-- Begin ENTRIES --

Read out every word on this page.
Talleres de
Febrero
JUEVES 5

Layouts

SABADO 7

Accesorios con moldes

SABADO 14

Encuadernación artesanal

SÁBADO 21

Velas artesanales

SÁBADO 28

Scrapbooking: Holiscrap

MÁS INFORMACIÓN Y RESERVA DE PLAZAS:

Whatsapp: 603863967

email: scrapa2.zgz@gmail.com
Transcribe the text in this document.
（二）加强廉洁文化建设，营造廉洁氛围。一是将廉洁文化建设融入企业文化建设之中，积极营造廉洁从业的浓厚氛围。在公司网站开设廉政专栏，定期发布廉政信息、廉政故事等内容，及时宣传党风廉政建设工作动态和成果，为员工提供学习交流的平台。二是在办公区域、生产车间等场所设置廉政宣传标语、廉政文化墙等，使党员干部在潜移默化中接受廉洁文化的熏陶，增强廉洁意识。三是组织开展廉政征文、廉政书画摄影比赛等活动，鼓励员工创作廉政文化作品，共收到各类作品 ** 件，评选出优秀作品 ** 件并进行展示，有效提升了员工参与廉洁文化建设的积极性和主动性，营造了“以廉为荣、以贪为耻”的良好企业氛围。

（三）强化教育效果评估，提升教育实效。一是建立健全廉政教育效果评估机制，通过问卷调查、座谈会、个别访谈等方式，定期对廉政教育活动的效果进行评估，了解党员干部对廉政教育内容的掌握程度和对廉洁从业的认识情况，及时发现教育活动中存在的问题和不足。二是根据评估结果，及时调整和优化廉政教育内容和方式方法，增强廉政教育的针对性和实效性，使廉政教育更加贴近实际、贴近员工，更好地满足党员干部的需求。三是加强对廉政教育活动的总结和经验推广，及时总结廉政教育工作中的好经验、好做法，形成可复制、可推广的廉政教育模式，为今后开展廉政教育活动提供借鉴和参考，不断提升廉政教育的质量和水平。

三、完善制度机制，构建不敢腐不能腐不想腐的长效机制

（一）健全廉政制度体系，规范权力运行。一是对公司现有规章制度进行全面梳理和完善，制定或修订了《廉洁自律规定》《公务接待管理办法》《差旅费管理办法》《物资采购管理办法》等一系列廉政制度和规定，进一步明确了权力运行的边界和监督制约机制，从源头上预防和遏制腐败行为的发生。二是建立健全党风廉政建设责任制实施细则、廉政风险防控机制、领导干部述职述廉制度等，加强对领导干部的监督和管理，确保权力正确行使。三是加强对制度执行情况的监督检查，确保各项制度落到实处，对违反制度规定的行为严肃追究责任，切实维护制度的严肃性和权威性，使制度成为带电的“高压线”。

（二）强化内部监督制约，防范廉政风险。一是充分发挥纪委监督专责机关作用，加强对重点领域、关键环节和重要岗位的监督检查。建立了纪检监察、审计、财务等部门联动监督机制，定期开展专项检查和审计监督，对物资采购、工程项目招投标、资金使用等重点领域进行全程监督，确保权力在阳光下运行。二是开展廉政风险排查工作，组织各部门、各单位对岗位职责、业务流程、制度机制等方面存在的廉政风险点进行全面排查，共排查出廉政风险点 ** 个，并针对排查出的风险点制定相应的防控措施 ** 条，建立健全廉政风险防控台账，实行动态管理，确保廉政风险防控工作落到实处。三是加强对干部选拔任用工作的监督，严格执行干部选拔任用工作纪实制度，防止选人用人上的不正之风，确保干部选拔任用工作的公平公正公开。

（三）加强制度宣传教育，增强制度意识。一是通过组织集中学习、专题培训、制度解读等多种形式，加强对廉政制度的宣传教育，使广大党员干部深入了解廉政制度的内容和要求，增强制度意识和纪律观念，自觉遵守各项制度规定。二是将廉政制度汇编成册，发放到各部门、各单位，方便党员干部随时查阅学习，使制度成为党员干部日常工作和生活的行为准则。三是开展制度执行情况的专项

-- End ENTRIES --

TASK DIRECTIONS: Your answer should be one number: the count of lines in the data above that include the word "this".

CORRECT RESPONSE: 2